■ Stored records
=====

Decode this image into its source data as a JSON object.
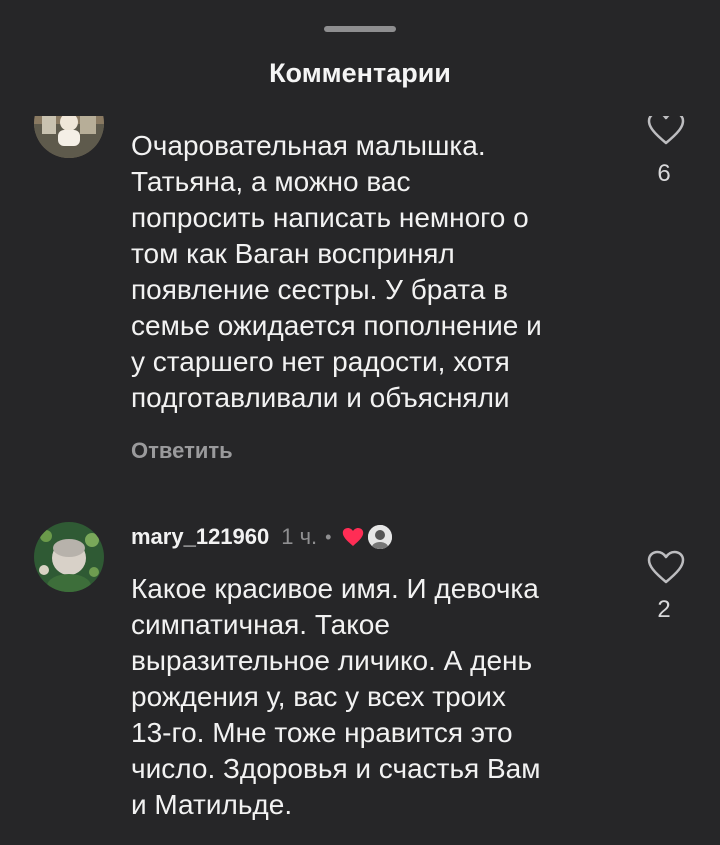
{
  "header": {
    "title": "Комментарии"
  },
  "comments": [
    {
      "text": "Очаровательная малышка.\nТатьяна, а можно вас\nпопросить написать немного о\nтом как Ваган воспринял\nпоявление сестры. У брата в\nсемье ожидается пополнение и\nу старшего нет радости, хотя\nподготавливали и объясняли",
      "reply_label": "Ответить",
      "likes": "6"
    },
    {
      "username": "mary_121960",
      "time": "1 ч.",
      "separator": "•",
      "text": "Какое красивое имя. И девочка\nсимпатичная. Такое\nвыразительное личико. А день\nрождения у, вас у всех троих\n13-го. Мне тоже нравится это\nчисло. Здоровья и счастья Вам\nи Матильде.",
      "likes": "2"
    }
  ],
  "colors": {
    "background": "#262628",
    "liked_heart": "#ff2d55",
    "muted_text": "#9a9a9c"
  }
}
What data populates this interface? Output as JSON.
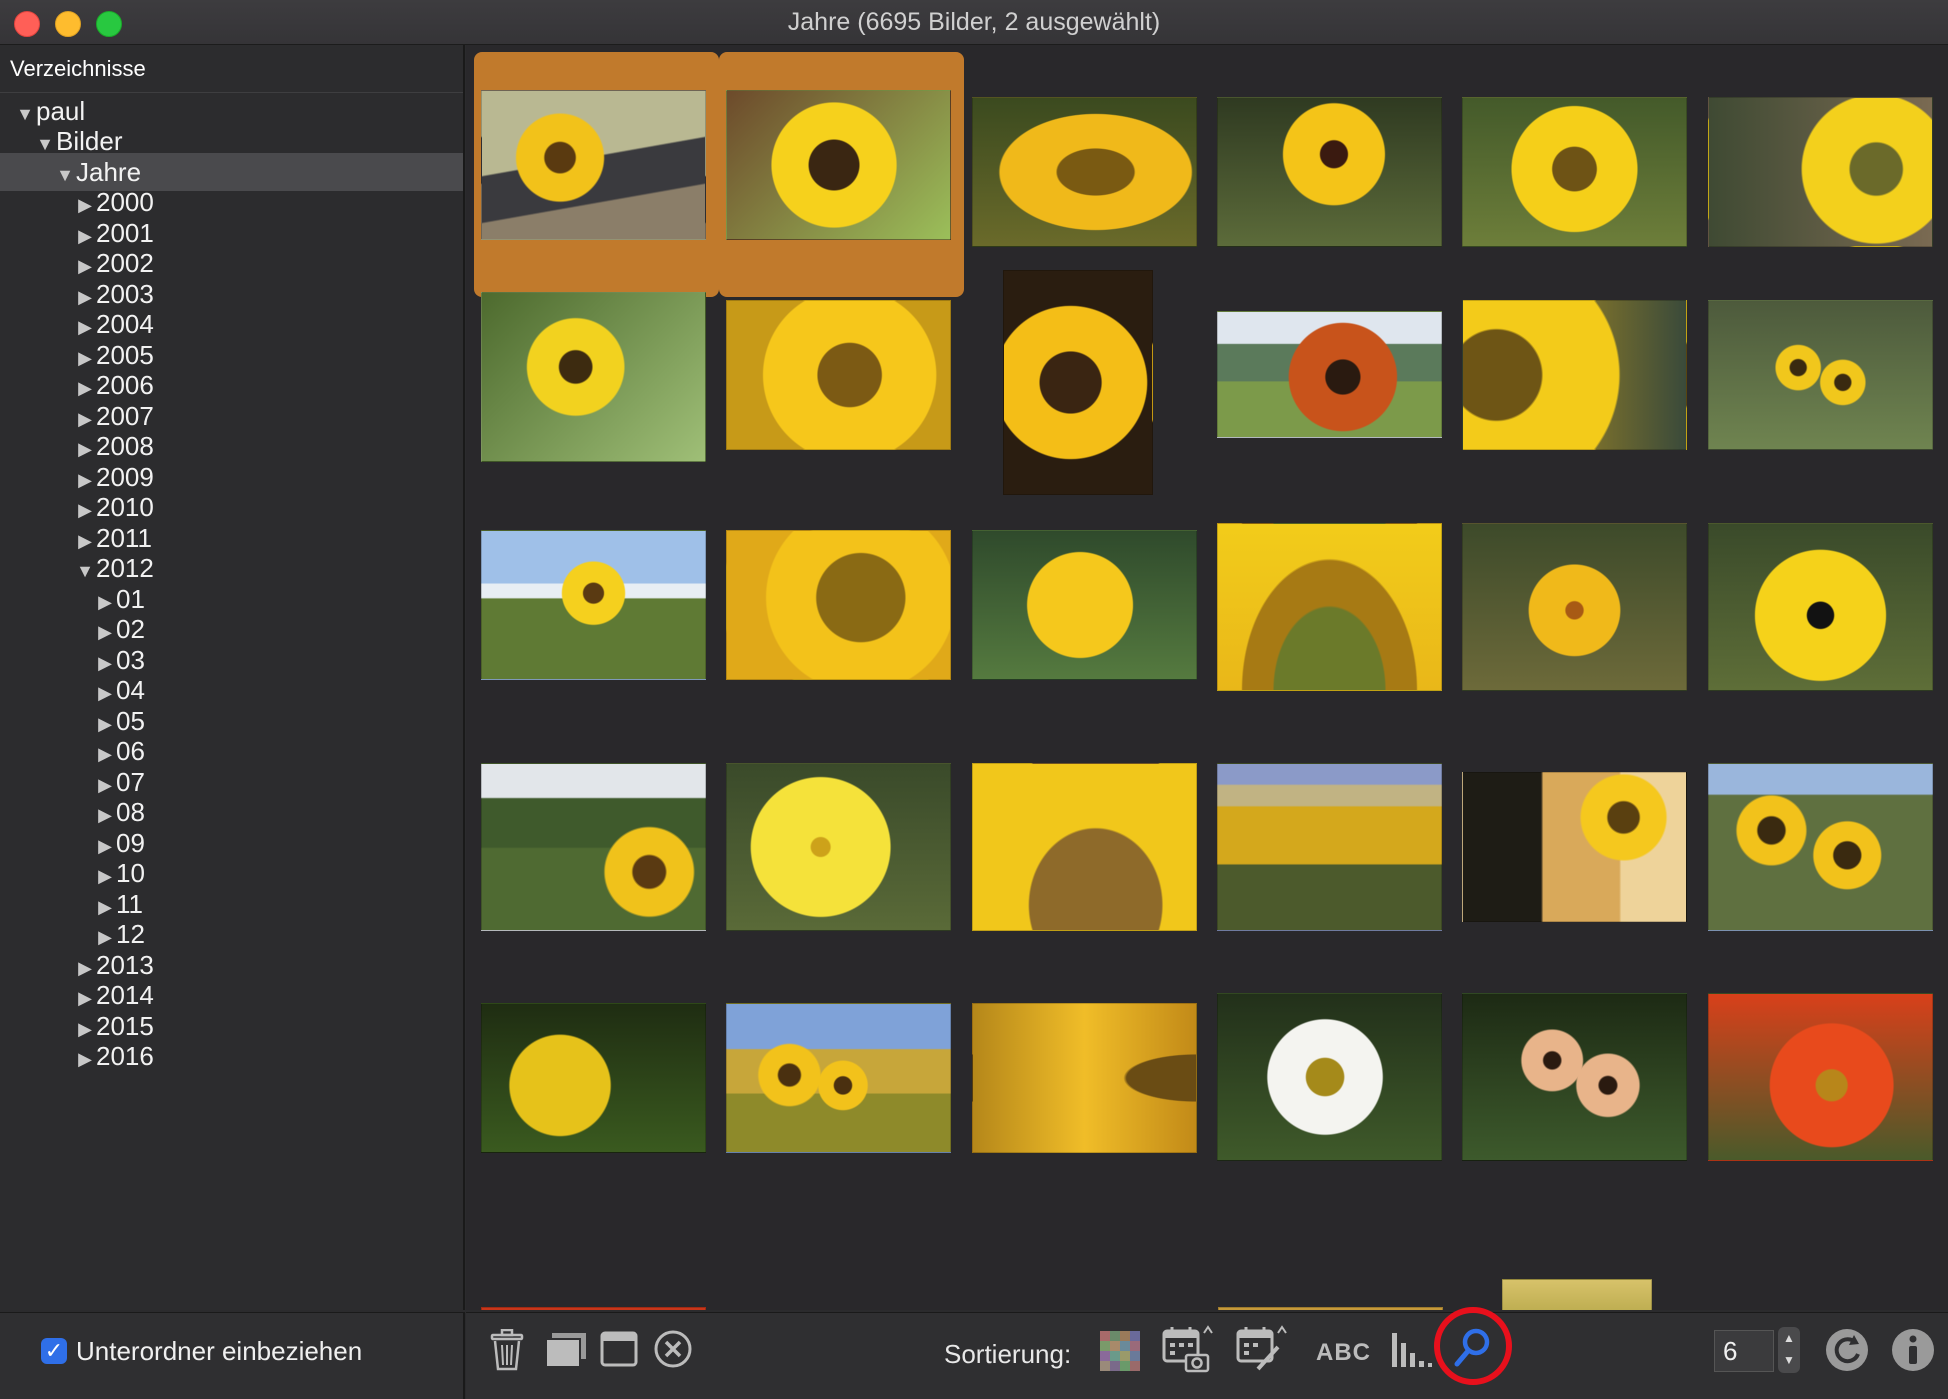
{
  "window": {
    "title": "Jahre (6695 Bilder, 2 ausgewählt)"
  },
  "sidebar": {
    "header": "Verzeichnisse",
    "tree": [
      {
        "label": "paul",
        "expanded": true
      },
      {
        "label": "Bilder",
        "expanded": true
      },
      {
        "label": "Jahre",
        "expanded": true,
        "selected": true
      },
      {
        "label": "2000"
      },
      {
        "label": "2001"
      },
      {
        "label": "2002"
      },
      {
        "label": "2003"
      },
      {
        "label": "2004"
      },
      {
        "label": "2005"
      },
      {
        "label": "2006"
      },
      {
        "label": "2007"
      },
      {
        "label": "2008"
      },
      {
        "label": "2009"
      },
      {
        "label": "2010"
      },
      {
        "label": "2011"
      },
      {
        "label": "2012",
        "expanded": true
      },
      {
        "label": "01"
      },
      {
        "label": "02"
      },
      {
        "label": "03"
      },
      {
        "label": "04"
      },
      {
        "label": "05"
      },
      {
        "label": "06"
      },
      {
        "label": "07"
      },
      {
        "label": "08"
      },
      {
        "label": "09"
      },
      {
        "label": "10"
      },
      {
        "label": "11"
      },
      {
        "label": "12"
      },
      {
        "label": "2013"
      },
      {
        "label": "2014"
      },
      {
        "label": "2015"
      },
      {
        "label": "2016"
      }
    ],
    "footer_checkbox_label": "Unterordner einbeziehen",
    "footer_checkbox_checked": true
  },
  "grid": {
    "columns": 6,
    "selected_count": 2,
    "thumbnails": [
      {
        "subject": "sunflower-on-bench",
        "selected": true
      },
      {
        "subject": "sunflower-closeup",
        "selected": true
      },
      {
        "subject": "sunflower-side"
      },
      {
        "subject": "black-eyed-susan"
      },
      {
        "subject": "sunflower"
      },
      {
        "subject": "sunflower-garden"
      },
      {
        "subject": "sunflower-leaves"
      },
      {
        "subject": "sunflower-macro"
      },
      {
        "subject": "sunflower-portrait"
      },
      {
        "subject": "red-sunflower-lake"
      },
      {
        "subject": "sunflower-half"
      },
      {
        "subject": "sunflowers-garden"
      },
      {
        "subject": "sunflower-field-sky"
      },
      {
        "subject": "sunflower-bee"
      },
      {
        "subject": "yellow-dahlia"
      },
      {
        "subject": "sunflower-bees"
      },
      {
        "subject": "yellow-daisy"
      },
      {
        "subject": "yellow-poppy"
      },
      {
        "subject": "sunflower-field"
      },
      {
        "subject": "yellow-hibiscus"
      },
      {
        "subject": "sunflower-center"
      },
      {
        "subject": "sunflower-field-wide"
      },
      {
        "subject": "sunflower-sunset"
      },
      {
        "subject": "sunflower-field-blue-sky"
      },
      {
        "subject": "dandelion-bee"
      },
      {
        "subject": "sunflowers-blue-sky"
      },
      {
        "subject": "sunflower-bee-petals"
      },
      {
        "subject": "white-coneflower"
      },
      {
        "subject": "peach-daisies"
      },
      {
        "subject": "red-flower-bee"
      }
    ]
  },
  "toolbar": {
    "sort_label": "Sortierung:",
    "abc_label": "ABC",
    "count_value": "6",
    "icons": [
      "trash-icon",
      "stack-icon",
      "window-icon",
      "close-icon",
      "color-grid-icon",
      "calendar-camera-icon",
      "calendar-edit-icon",
      "abc-icon",
      "histogram-icon",
      "search-icon",
      "refresh-icon",
      "info-icon"
    ]
  }
}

=====

■ Work instructions
Can you restate all the records above word for word while dropping the pictures?

■ Solution for this problem
Decode this image into its source data as a JSON object.
{
  "header": {
    "title": "Комментарии"
  },
  "comments": [
    {
      "text": "Очаровательная малышка.\nТатьяна, а можно вас\nпопросить написать немного о\nтом как Ваган воспринял\nпоявление сестры. У брата в\nсемье ожидается пополнение и\nу старшего нет радости, хотя\nподготавливали и объясняли",
      "reply_label": "Ответить",
      "likes": "6"
    },
    {
      "username": "mary_121960",
      "time": "1 ч.",
      "separator": "•",
      "text": "Какое красивое имя. И девочка\nсимпатичная. Такое\nвыразительное личико. А день\nрождения у, вас у всех троих\n13-го. Мне тоже нравится это\nчисло. Здоровья и счастья Вам\nи Матильде.",
      "likes": "2"
    }
  ],
  "colors": {
    "background": "#262628",
    "liked_heart": "#ff2d55",
    "muted_text": "#9a9a9c"
  }
}
What data populates this interface? Output as JSON.
{
  "window": {
    "title": "Jahre (6695 Bilder, 2 ausgewählt)"
  },
  "sidebar": {
    "header": "Verzeichnisse",
    "tree": [
      {
        "label": "paul",
        "expanded": true
      },
      {
        "label": "Bilder",
        "expanded": true
      },
      {
        "label": "Jahre",
        "expanded": true,
        "selected": true
      },
      {
        "label": "2000"
      },
      {
        "label": "2001"
      },
      {
        "label": "2002"
      },
      {
        "label": "2003"
      },
      {
        "label": "2004"
      },
      {
        "label": "2005"
      },
      {
        "label": "2006"
      },
      {
        "label": "2007"
      },
      {
        "label": "2008"
      },
      {
        "label": "2009"
      },
      {
        "label": "2010"
      },
      {
        "label": "2011"
      },
      {
        "label": "2012",
        "expanded": true
      },
      {
        "label": "01"
      },
      {
        "label": "02"
      },
      {
        "label": "03"
      },
      {
        "label": "04"
      },
      {
        "label": "05"
      },
      {
        "label": "06"
      },
      {
        "label": "07"
      },
      {
        "label": "08"
      },
      {
        "label": "09"
      },
      {
        "label": "10"
      },
      {
        "label": "11"
      },
      {
        "label": "12"
      },
      {
        "label": "2013"
      },
      {
        "label": "2014"
      },
      {
        "label": "2015"
      },
      {
        "label": "2016"
      }
    ],
    "footer_checkbox_label": "Unterordner einbeziehen",
    "footer_checkbox_checked": true
  },
  "grid": {
    "columns": 6,
    "selected_count": 2,
    "thumbnails": [
      {
        "subject": "sunflower-on-bench",
        "selected": true
      },
      {
        "subject": "sunflower-closeup",
        "selected": true
      },
      {
        "subject": "sunflower-side"
      },
      {
        "subject": "black-eyed-susan"
      },
      {
        "subject": "sunflower"
      },
      {
        "subject": "sunflower-garden"
      },
      {
        "subject": "sunflower-leaves"
      },
      {
        "subject": "sunflower-macro"
      },
      {
        "subject": "sunflower-portrait"
      },
      {
        "subject": "red-sunflower-lake"
      },
      {
        "subject": "sunflower-half"
      },
      {
        "subject": "sunflowers-garden"
      },
      {
        "subject": "sunflower-field-sky"
      },
      {
        "subject": "sunflower-bee"
      },
      {
        "subject": "yellow-dahlia"
      },
      {
        "subject": "sunflower-bees"
      },
      {
        "subject": "yellow-daisy"
      },
      {
        "subject": "yellow-poppy"
      },
      {
        "subject": "sunflower-field"
      },
      {
        "subject": "yellow-hibiscus"
      },
      {
        "subject": "sunflower-center"
      },
      {
        "subject": "sunflower-field-wide"
      },
      {
        "subject": "sunflower-sunset"
      },
      {
        "subject": "sunflower-field-blue-sky"
      },
      {
        "subject": "dandelion-bee"
      },
      {
        "subject": "sunflowers-blue-sky"
      },
      {
        "subject": "sunflower-bee-petals"
      },
      {
        "subject": "white-coneflower"
      },
      {
        "subject": "peach-daisies"
      },
      {
        "subject": "red-flower-bee"
      }
    ]
  },
  "toolbar": {
    "sort_label": "Sortierung:",
    "abc_label": "ABC",
    "count_value": "6",
    "icons": [
      "trash-icon",
      "stack-icon",
      "window-icon",
      "close-icon",
      "color-grid-icon",
      "calendar-camera-icon",
      "calendar-edit-icon",
      "abc-icon",
      "histogram-icon",
      "search-icon",
      "refresh-icon",
      "info-icon"
    ]
  }
}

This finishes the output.